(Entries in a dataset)
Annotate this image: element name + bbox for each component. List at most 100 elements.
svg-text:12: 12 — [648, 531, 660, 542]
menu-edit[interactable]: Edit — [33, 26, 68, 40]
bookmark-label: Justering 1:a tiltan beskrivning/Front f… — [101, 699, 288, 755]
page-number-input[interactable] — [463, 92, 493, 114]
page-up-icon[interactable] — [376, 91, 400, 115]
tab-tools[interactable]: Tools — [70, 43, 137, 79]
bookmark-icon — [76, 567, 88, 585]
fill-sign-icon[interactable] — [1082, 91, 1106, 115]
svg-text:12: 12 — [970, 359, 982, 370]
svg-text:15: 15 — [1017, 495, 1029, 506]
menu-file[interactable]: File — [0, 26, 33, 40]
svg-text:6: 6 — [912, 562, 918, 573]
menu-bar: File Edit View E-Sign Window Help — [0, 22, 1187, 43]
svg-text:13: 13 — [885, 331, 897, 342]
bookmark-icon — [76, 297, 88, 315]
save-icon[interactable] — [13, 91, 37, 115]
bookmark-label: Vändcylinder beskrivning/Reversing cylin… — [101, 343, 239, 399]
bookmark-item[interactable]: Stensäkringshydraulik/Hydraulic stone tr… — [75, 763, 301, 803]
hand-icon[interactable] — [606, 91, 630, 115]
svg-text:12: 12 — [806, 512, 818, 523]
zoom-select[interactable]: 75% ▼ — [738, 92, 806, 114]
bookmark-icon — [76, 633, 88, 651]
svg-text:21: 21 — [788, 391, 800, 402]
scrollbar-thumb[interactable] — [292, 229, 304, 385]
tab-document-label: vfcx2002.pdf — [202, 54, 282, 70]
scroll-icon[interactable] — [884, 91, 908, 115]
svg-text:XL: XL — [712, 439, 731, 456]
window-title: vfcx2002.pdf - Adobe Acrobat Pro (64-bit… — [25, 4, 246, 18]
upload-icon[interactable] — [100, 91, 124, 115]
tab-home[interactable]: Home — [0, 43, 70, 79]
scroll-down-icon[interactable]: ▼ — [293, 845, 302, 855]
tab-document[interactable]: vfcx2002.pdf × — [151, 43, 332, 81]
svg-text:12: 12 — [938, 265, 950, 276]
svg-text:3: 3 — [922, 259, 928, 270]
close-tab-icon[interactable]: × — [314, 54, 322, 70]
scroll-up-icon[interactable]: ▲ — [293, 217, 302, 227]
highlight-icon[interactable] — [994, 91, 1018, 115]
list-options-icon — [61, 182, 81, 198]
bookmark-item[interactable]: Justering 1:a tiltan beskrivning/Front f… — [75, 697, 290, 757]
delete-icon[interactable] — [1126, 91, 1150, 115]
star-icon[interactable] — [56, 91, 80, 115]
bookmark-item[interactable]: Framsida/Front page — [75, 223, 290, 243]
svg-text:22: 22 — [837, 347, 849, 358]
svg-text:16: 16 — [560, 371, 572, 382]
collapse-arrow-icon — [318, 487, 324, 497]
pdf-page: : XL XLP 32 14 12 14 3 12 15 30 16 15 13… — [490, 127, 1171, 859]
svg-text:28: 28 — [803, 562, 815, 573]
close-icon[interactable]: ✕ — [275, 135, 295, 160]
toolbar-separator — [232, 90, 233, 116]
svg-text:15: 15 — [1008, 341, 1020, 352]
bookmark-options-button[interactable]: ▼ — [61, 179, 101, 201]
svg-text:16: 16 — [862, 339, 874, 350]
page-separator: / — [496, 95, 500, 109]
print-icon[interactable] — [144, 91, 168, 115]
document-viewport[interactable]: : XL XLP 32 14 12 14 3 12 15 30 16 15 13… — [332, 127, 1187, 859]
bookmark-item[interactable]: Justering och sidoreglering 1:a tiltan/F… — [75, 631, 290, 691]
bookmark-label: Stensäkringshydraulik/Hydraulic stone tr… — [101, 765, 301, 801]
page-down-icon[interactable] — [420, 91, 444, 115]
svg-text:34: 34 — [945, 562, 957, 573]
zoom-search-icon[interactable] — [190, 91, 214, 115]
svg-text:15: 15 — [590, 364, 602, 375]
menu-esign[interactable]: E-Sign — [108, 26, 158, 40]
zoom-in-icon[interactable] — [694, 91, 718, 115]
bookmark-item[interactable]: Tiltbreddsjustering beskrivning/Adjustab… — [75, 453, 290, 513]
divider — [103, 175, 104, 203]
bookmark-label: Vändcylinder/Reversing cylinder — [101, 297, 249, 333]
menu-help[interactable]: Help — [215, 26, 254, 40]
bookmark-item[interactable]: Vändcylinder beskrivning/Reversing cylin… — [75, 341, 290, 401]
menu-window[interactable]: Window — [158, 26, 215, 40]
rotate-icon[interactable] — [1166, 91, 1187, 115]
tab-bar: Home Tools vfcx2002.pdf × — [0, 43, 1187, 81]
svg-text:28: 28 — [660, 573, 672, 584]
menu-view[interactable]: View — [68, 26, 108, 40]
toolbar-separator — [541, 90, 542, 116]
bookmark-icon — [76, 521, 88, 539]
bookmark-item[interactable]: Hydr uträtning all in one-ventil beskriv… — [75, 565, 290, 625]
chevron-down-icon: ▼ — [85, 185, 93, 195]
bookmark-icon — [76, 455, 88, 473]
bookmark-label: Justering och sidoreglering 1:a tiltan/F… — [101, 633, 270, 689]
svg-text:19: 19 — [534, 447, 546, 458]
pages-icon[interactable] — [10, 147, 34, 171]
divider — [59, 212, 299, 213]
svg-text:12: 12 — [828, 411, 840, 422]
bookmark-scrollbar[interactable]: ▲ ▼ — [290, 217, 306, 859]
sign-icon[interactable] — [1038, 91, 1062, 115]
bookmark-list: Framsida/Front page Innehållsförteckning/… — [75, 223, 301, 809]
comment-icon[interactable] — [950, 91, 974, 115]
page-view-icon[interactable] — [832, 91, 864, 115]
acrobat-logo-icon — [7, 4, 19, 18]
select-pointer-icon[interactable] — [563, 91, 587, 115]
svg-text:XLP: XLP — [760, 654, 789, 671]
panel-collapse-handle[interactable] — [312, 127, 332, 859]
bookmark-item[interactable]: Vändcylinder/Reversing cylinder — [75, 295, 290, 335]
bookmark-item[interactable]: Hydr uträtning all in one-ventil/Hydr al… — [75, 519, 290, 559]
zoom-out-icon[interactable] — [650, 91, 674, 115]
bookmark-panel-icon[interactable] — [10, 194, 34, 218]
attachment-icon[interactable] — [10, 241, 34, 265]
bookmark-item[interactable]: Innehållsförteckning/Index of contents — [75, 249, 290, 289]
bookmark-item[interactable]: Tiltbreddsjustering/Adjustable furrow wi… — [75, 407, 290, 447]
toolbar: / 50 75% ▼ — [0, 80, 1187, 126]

INSTRUCTIONS FOR THE TASK.
Render every line of the entries above as a Markdown table with a Row column numbering each line and a Line column holding it, skipping any blank lines.

OUTPUT BELOW.
| Row | Line |
|---|---|
| 1 | Annotate this image: element name + bbox for each component. List at most 100 elements. |
| 2 | svg-text:12: 12 — [648, 531, 660, 542] |
| 3 | menu-edit[interactable]: Edit — [33, 26, 68, 40] |
| 4 | bookmark-label: Justering 1:a tiltan beskrivning/Front f… — [101, 699, 288, 755] |
| 5 | page-number-input[interactable] — [463, 92, 493, 114] |
| 6 | page-up-icon[interactable] — [376, 91, 400, 115] |
| 7 | tab-tools[interactable]: Tools — [70, 43, 137, 79] |
| 8 | bookmark-icon — [76, 567, 88, 585] |
| 9 | fill-sign-icon[interactable] — [1082, 91, 1106, 115] |
| 10 | svg-text:12: 12 — [970, 359, 982, 370] |
| 11 | svg-text:15: 15 — [1017, 495, 1029, 506] |
| 12 | menu-file[interactable]: File — [0, 26, 33, 40] |
| 13 | svg-text:6: 6 — [912, 562, 918, 573] |
| 14 | menu-bar: File Edit View E-Sign Window Help — [0, 22, 1187, 43] |
| 15 | svg-text:13: 13 — [885, 331, 897, 342] |
| 16 | bookmark-icon — [76, 297, 88, 315] |
| 17 | save-icon[interactable] — [13, 91, 37, 115] |
| 18 | bookmark-label: Vändcylinder beskrivning/Reversing cylin… — [101, 343, 239, 399] |
| 19 | bookmark-item[interactable]: Stensäkringshydraulik/Hydraulic stone tr… — [75, 763, 301, 803] |
| 20 | hand-icon[interactable] — [606, 91, 630, 115] |
| 21 | svg-text:12: 12 — [806, 512, 818, 523] |
| 22 | zoom-select[interactable]: 75% ▼ — [738, 92, 806, 114] |
| 23 | bookmark-icon — [76, 633, 88, 651] |
| 24 | svg-text:21: 21 — [788, 391, 800, 402] |
| 25 | scrollbar-thumb[interactable] — [292, 229, 304, 385] |
| 26 | tab-document-label: vfcx2002.pdf — [202, 54, 282, 70] |
| 27 | scroll-icon[interactable] — [884, 91, 908, 115] |
| 28 | svg-text:XL: XL — [712, 439, 731, 456] |
| 29 | window-title: vfcx2002.pdf - Adobe Acrobat Pro (64-bit… — [25, 4, 246, 18] |
| 30 | upload-icon[interactable] — [100, 91, 124, 115] |
| 31 | tab-home[interactable]: Home — [0, 43, 70, 79] |
| 32 | scroll-down-icon[interactable]: ▼ — [293, 845, 302, 855] |
| 33 | tab-document[interactable]: vfcx2002.pdf × — [151, 43, 332, 81] |
| 34 | svg-text:12: 12 — [938, 265, 950, 276] |
| 35 | svg-text:3: 3 — [922, 259, 928, 270] |
| 36 | close-tab-icon[interactable]: × — [314, 54, 322, 70] |
| 37 | scroll-up-icon[interactable]: ▲ — [293, 217, 302, 227] |
| 38 | highlight-icon[interactable] — [994, 91, 1018, 115] |
| 39 | list-options-icon — [61, 182, 81, 198] |
| 40 | bookmark-item[interactable]: Justering 1:a tiltan beskrivning/Front f… — [75, 697, 290, 757] |
| 41 | delete-icon[interactable] — [1126, 91, 1150, 115] |
| 42 | star-icon[interactable] — [56, 91, 80, 115] |
| 43 | bookmark-item[interactable]: Framsida/Front page — [75, 223, 290, 243] |
| 44 | svg-text:22: 22 — [837, 347, 849, 358] |
| 45 | svg-text:16: 16 — [560, 371, 572, 382] |
| 46 | collapse-arrow-icon — [318, 487, 324, 497] |
| 47 | pdf-page: : XL XLP 32 14 12 14 3 12 15 30 16 15 13… — [490, 127, 1171, 859] |
| 48 | svg-text:28: 28 — [803, 562, 815, 573] |
| 49 | close-icon[interactable]: ✕ — [275, 135, 295, 160] |
| 50 | toolbar-separator — [232, 90, 233, 116] |
| 51 | svg-text:15: 15 — [1008, 341, 1020, 352] |
| 52 | bookmark-options-button[interactable]: ▼ — [61, 179, 101, 201] |
| 53 | svg-text:16: 16 — [862, 339, 874, 350] |
| 54 | page-separator: / — [496, 95, 500, 109] |
| 55 | print-icon[interactable] — [144, 91, 168, 115] |
| 56 | document-viewport[interactable]: : XL XLP 32 14 12 14 3 12 15 30 16 15 13… — [332, 127, 1187, 859] |
| 57 | bookmark-item[interactable]: Justering och sidoreglering 1:a tiltan/F… — [75, 631, 290, 691] |
| 58 | bookmark-label: Stensäkringshydraulik/Hydraulic stone tr… — [101, 765, 301, 801] |
| 59 | page-down-icon[interactable] — [420, 91, 444, 115] |
| 60 | svg-text:34: 34 — [945, 562, 957, 573] |
| 61 | zoom-search-icon[interactable] — [190, 91, 214, 115] |
| 62 | svg-text:15: 15 — [590, 364, 602, 375] |
| 63 | menu-esign[interactable]: E-Sign — [108, 26, 158, 40] |
| 64 | zoom-in-icon[interactable] — [694, 91, 718, 115] |
| 65 | bookmark-item[interactable]: Tiltbreddsjustering beskrivning/Adjustab… — [75, 453, 290, 513] |
| 66 | divider — [103, 175, 104, 203] |
| 67 | bookmark-label: Vändcylinder/Reversing cylinder — [101, 297, 249, 333] |
| 68 | menu-help[interactable]: Help — [215, 26, 254, 40] |
| 69 | bookmark-item[interactable]: Vändcylinder beskrivning/Reversing cylin… — [75, 341, 290, 401] |
| 70 | menu-window[interactable]: Window — [158, 26, 215, 40] |
| 71 | rotate-icon[interactable] — [1166, 91, 1187, 115] |
| 72 | tab-bar: Home Tools vfcx2002.pdf × — [0, 43, 1187, 81] |
| 73 | svg-text:28: 28 — [660, 573, 672, 584] |
| 74 | menu-view[interactable]: View — [68, 26, 108, 40] |
| 75 | toolbar-separator — [541, 90, 542, 116] |
| 76 | bookmark-icon — [76, 521, 88, 539] |
| 77 | bookmark-item[interactable]: Hydr uträtning all in one-ventil beskriv… — [75, 565, 290, 625] |
| 78 | chevron-down-icon: ▼ — [85, 185, 93, 195] |
| 79 | bookmark-icon — [76, 455, 88, 473] |
| 80 | bookmark-label: Justering och sidoreglering 1:a tiltan/F… — [101, 633, 270, 689] |
| 81 | svg-text:19: 19 — [534, 447, 546, 458] |
| 82 | pages-icon[interactable] — [10, 147, 34, 171] |
| 83 | divider — [59, 212, 299, 213] |
| 84 | svg-text:12: 12 — [828, 411, 840, 422] |
| 85 | bookmark-scrollbar[interactable]: ▲ ▼ — [290, 217, 306, 859] |
| 86 | sign-icon[interactable] — [1038, 91, 1062, 115] |
| 87 | bookmark-list: Framsida/Front page Innehållsförteckning/… — [75, 223, 301, 809] |
| 88 | comment-icon[interactable] — [950, 91, 974, 115] |
| 89 | page-view-icon[interactable] — [832, 91, 864, 115] |
| 90 | acrobat-logo-icon — [7, 4, 19, 18] |
| 91 | select-pointer-icon[interactable] — [563, 91, 587, 115] |
| 92 | svg-text:XLP: XLP — [760, 654, 789, 671] |
| 93 | panel-collapse-handle[interactable] — [312, 127, 332, 859] |
| 94 | bookmark-item[interactable]: Vändcylinder/Reversing cylinder — [75, 295, 290, 335] |
| 95 | bookmark-item[interactable]: Hydr uträtning all in one-ventil/Hydr al… — [75, 519, 290, 559] |
| 96 | zoom-out-icon[interactable] — [650, 91, 674, 115] |
| 97 | bookmark-panel-icon[interactable] — [10, 194, 34, 218] |
| 98 | attachment-icon[interactable] — [10, 241, 34, 265] |
| 99 | bookmark-item[interactable]: Innehållsförteckning/Index of contents — [75, 249, 290, 289] |
| 100 | bookmark-item[interactable]: Tiltbreddsjustering/Adjustable furrow wi… — [75, 407, 290, 447] |
| 101 | toolbar: / 50 75% ▼ — [0, 80, 1187, 126] |